══ Material provided
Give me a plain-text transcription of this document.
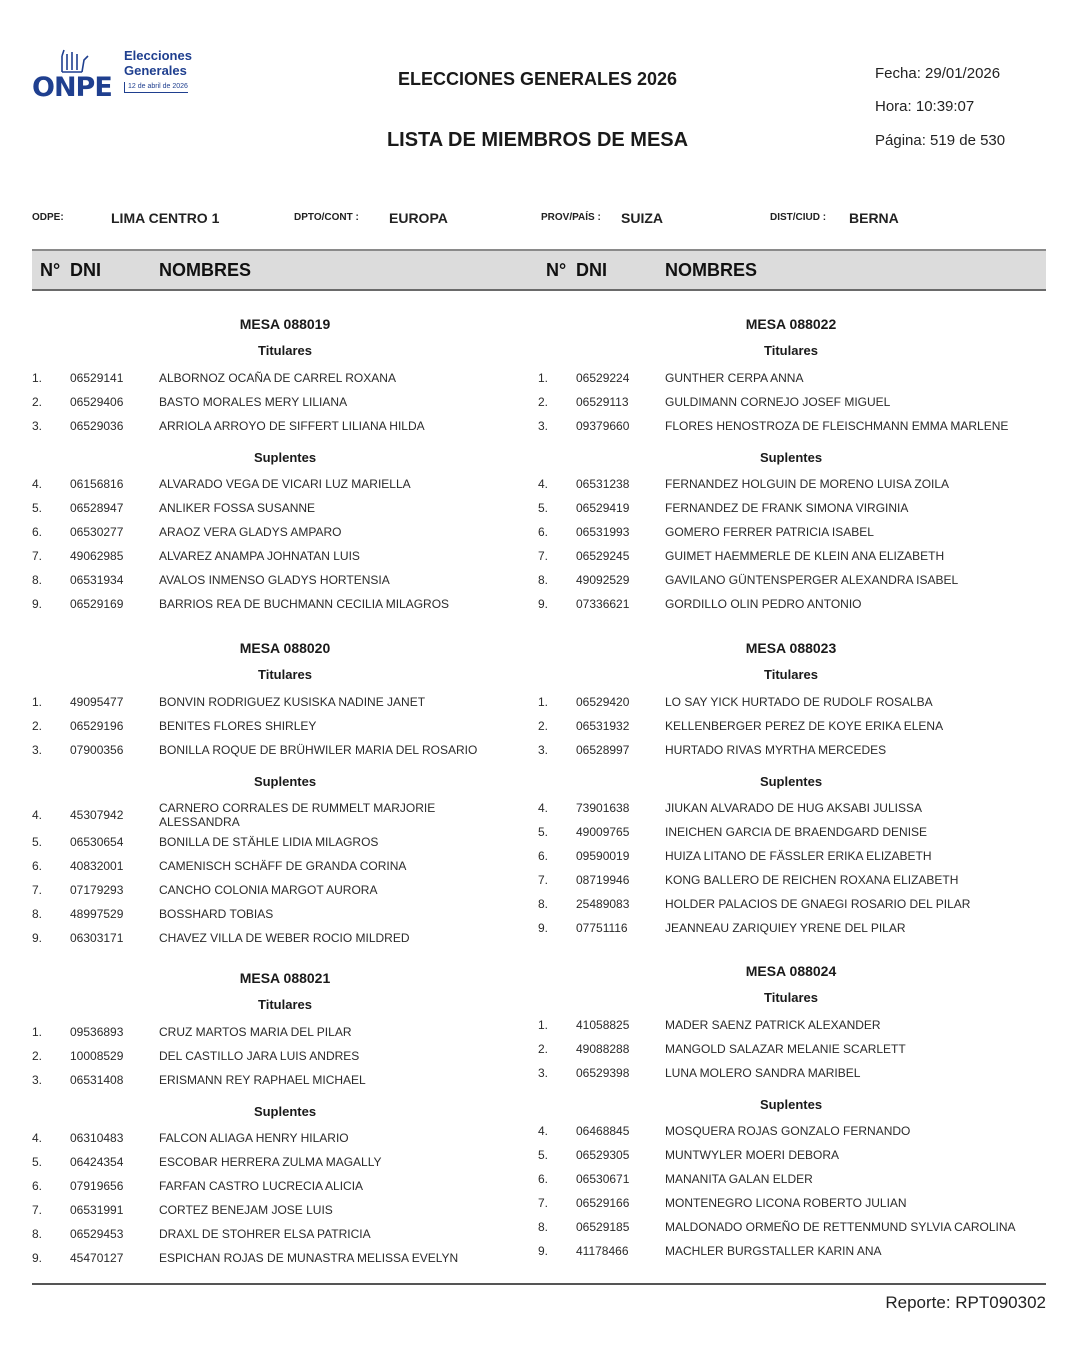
ONPE
Elecciones
Generales
12 de abril de 2026	ELECCIONES GENERALES 2026
LISTA DE MIEMBROS DE MESA
Fecha: 29/01/2026
Hora: 10:39:07
Página: 519 de 530
ODPE:	LIMA CENTRO 1	DPTO/CONT : EUROPA	PROV/PAÍS : SUIZA	DIST/CIUD : BERNA
N° DNI	NOMBRES	N° DNI	NOMBRES
MESA 088019
Titulares
1. 06529141	ALBORNOZ OCAÑA DE CARREL ROXANA
2. 06529406	BASTO MORALES MERY LILIANA
3. 06529036	ARRIOLA ARROYO DE SIFFERT LILIANA HILDA
Suplentes
4. 06156816	ALVARADO VEGA DE VICARI LUZ MARIELLA
5. 06528947	ANLIKER FOSSA SUSANNE
6. 06530277	ARAOZ VERA GLADYS AMPARO
7. 49062985	ALVAREZ ANAMPA JOHNATAN LUIS
8. 06531934	AVALOS INMENSO GLADYS HORTENSIA
9. 06529169	BARRIOS REA DE BUCHMANN CECILIA MILAGROS
MESA 088022
Titulares
1. 06529224	GUNTHER CERPA ANNA
2. 06529113	GULDIMANN CORNEJO JOSEF MIGUEL
3. 09379660	FLORES HENOSTROZA DE FLEISCHMANN EMMA MARLENE
Suplentes
4. 06531238	FERNANDEZ HOLGUIN DE MORENO LUISA ZOILA
5. 06529419	FERNANDEZ DE FRANK SIMONA VIRGINIA
6. 06531993	GOMERO FERRER PATRICIA ISABEL
7. 06529245	GUIMET HAEMMERLE DE KLEIN ANA ELIZABETH
8. 49092529	GAVILANO GÜNTENSPERGER ALEXANDRA ISABEL
9. 07336621	GORDILLO OLIN PEDRO ANTONIO
MESA 088020
Titulares
1. 49095477	BONVIN RODRIGUEZ KUSISKA NADINE JANET
2. 06529196	BENITES FLORES SHIRLEY
3. 07900356	BONILLA ROQUE DE BRÜHWILER MARIA DEL ROSARIO
Suplentes
4. 45307942	CARNERO CORRALES DE RUMMELT MARJORIE ALESSANDRA
5. 06530654	BONILLA DE STÄHLE LIDIA MILAGROS
6. 40832001	CAMENISCH SCHÄFF DE GRANDA CORINA
7. 07179293	CANCHO COLONIA MARGOT AURORA
8. 48997529	BOSSHARD TOBIAS
9. 06303171	CHAVEZ VILLA DE WEBER ROCIO MILDRED
MESA 088023
Titulares
1. 06529420	LO SAY YICK HURTADO DE RUDOLF ROSALBA
2. 06531932	KELLENBERGER PEREZ DE KOYE ERIKA ELENA
3. 06528997	HURTADO RIVAS MYRTHA MERCEDES
Suplentes
4. 73901638	JIUKAN ALVARADO DE HUG AKSABI JULISSA
5. 49009765	INEICHEN GARCIA DE BRAENDGARD DENISE
6. 09590019	HUIZA LITANO DE FÄSSLER ERIKA ELIZABETH
7. 08719946	KONG BALLERO DE REICHEN ROXANA ELIZABETH
8. 25489083	HOLDER PALACIOS DE GNAEGI ROSARIO DEL PILAR
9. 07751116	JEANNEAU ZARIQUIEY YRENE DEL PILAR
MESA 088021
Titulares
1. 09536893	CRUZ MARTOS MARIA DEL PILAR
2. 10008529	DEL CASTILLO JARA LUIS ANDRES
3. 06531408	ERISMANN REY RAPHAEL MICHAEL
Suplentes
4. 06310483	FALCON ALIAGA HENRY HILARIO
5. 06424354	ESCOBAR HERRERA ZULMA MAGALLY
6. 07919656	FARFAN CASTRO LUCRECIA ALICIA
7. 06531991	CORTEZ BENEJAM JOSE LUIS
8. 06529453	DRAXL DE STOHRER ELSA PATRICIA
9. 45470127	ESPICHAN ROJAS DE MUNASTRA MELISSA EVELYN
MESA 088024
Titulares
1. 41058825	MADER SAENZ PATRICK ALEXANDER
2. 49088288	MANGOLD SALAZAR MELANIE SCARLETT
3. 06529398	LUNA MOLERO SANDRA MARIBEL
Suplentes
4. 06468845	MOSQUERA ROJAS GONZALO FERNANDO
5. 06529305	MUNTWYLER MOERI DEBORA
6. 06530671	MANANITA GALAN ELDER
7. 06529166	MONTENEGRO LICONA ROBERTO JULIAN
8. 06529185	MALDONADO ORMEÑO DE RETTENMUND SYLVIA CAROLINA
9. 41178466	MACHLER BURGSTALLER KARIN ANA
Reporte: RPT090302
════
-- Exercise objective --
Restate the whole listing above exactly, except for its images.

-- Full response --
Give me a plain-text transcription of this document.
ONPE
Elecciones
Generales
12 de abril de 2026	ELECCIONES GENERALES 2026
LISTA DE MIEMBROS DE MESA
Fecha: 29/01/2026
Hora: 10:39:07
Página: 519 de 530
ODPE:	LIMA CENTRO 1	DPTO/CONT : EUROPA	PROV/PAÍS : SUIZA	DIST/CIUD : BERNA
N° DNI	NOMBRES	N° DNI	NOMBRES
MESA 088019
Titulares
1. 06529141	ALBORNOZ OCAÑA DE CARREL ROXANA
2. 06529406	BASTO MORALES MERY LILIANA
3. 06529036	ARRIOLA ARROYO DE SIFFERT LILIANA HILDA
Suplentes
4. 06156816	ALVARADO VEGA DE VICARI LUZ MARIELLA
5. 06528947	ANLIKER FOSSA SUSANNE
6. 06530277	ARAOZ VERA GLADYS AMPARO
7. 49062985	ALVAREZ ANAMPA JOHNATAN LUIS
8. 06531934	AVALOS INMENSO GLADYS HORTENSIA
9. 06529169	BARRIOS REA DE BUCHMANN CECILIA MILAGROS
MESA 088022
Titulares
1. 06529224	GUNTHER CERPA ANNA
2. 06529113	GULDIMANN CORNEJO JOSEF MIGUEL
3. 09379660	FLORES HENOSTROZA DE FLEISCHMANN EMMA MARLENE
Suplentes
4. 06531238	FERNANDEZ HOLGUIN DE MORENO LUISA ZOILA
5. 06529419	FERNANDEZ DE FRANK SIMONA VIRGINIA
6. 06531993	GOMERO FERRER PATRICIA ISABEL
7. 06529245	GUIMET HAEMMERLE DE KLEIN ANA ELIZABETH
8. 49092529	GAVILANO GÜNTENSPERGER ALEXANDRA ISABEL
9. 07336621	GORDILLO OLIN PEDRO ANTONIO
MESA 088020
Titulares
1. 49095477	BONVIN RODRIGUEZ KUSISKA NADINE JANET
2. 06529196	BENITES FLORES SHIRLEY
3. 07900356	BONILLA ROQUE DE BRÜHWILER MARIA DEL ROSARIO
Suplentes
4. 45307942	CARNERO CORRALES DE RUMMELT MARJORIE ALESSANDRA
5. 06530654	BONILLA DE STÄHLE LIDIA MILAGROS
6. 40832001	CAMENISCH SCHÄFF DE GRANDA CORINA
7. 07179293	CANCHO COLONIA MARGOT AURORA
8. 48997529	BOSSHARD TOBIAS
9. 06303171	CHAVEZ VILLA DE WEBER ROCIO MILDRED
MESA 088023
Titulares
1. 06529420	LO SAY YICK HURTADO DE RUDOLF ROSALBA
2. 06531932	KELLENBERGER PEREZ DE KOYE ERIKA ELENA
3. 06528997	HURTADO RIVAS MYRTHA MERCEDES
Suplentes
4. 73901638	JIUKAN ALVARADO DE HUG AKSABI JULISSA
5. 49009765	INEICHEN GARCIA DE BRAENDGARD DENISE
6. 09590019	HUIZA LITANO DE FÄSSLER ERIKA ELIZABETH
7. 08719946	KONG BALLERO DE REICHEN ROXANA ELIZABETH
8. 25489083	HOLDER PALACIOS DE GNAEGI ROSARIO DEL PILAR
9. 07751116	JEANNEAU ZARIQUIEY YRENE DEL PILAR
MESA 088021
Titulares
1. 09536893	CRUZ MARTOS MARIA DEL PILAR
2. 10008529	DEL CASTILLO JARA LUIS ANDRES
3. 06531408	ERISMANN REY RAPHAEL MICHAEL
Suplentes
4. 06310483	FALCON ALIAGA HENRY HILARIO
5. 06424354	ESCOBAR HERRERA ZULMA MAGALLY
6. 07919656	FARFAN CASTRO LUCRECIA ALICIA
7. 06531991	CORTEZ BENEJAM JOSE LUIS
8. 06529453	DRAXL DE STOHRER ELSA PATRICIA
9. 45470127	ESPICHAN ROJAS DE MUNASTRA MELISSA EVELYN
MESA 088024
Titulares
1. 41058825	MADER SAENZ PATRICK ALEXANDER
2. 49088288	MANGOLD SALAZAR MELANIE SCARLETT
3. 06529398	LUNA MOLERO SANDRA MARIBEL
Suplentes
4. 06468845	MOSQUERA ROJAS GONZALO FERNANDO
5. 06529305	MUNTWYLER MOERI DEBORA
6. 06530671	MANANITA GALAN ELDER
7. 06529166	MONTENEGRO LICONA ROBERTO JULIAN
8. 06529185	MALDONADO ORMEÑO DE RETTENMUND SYLVIA CAROLINA
9. 41178466	MACHLER BURGSTALLER KARIN ANA
Reporte: RPT090302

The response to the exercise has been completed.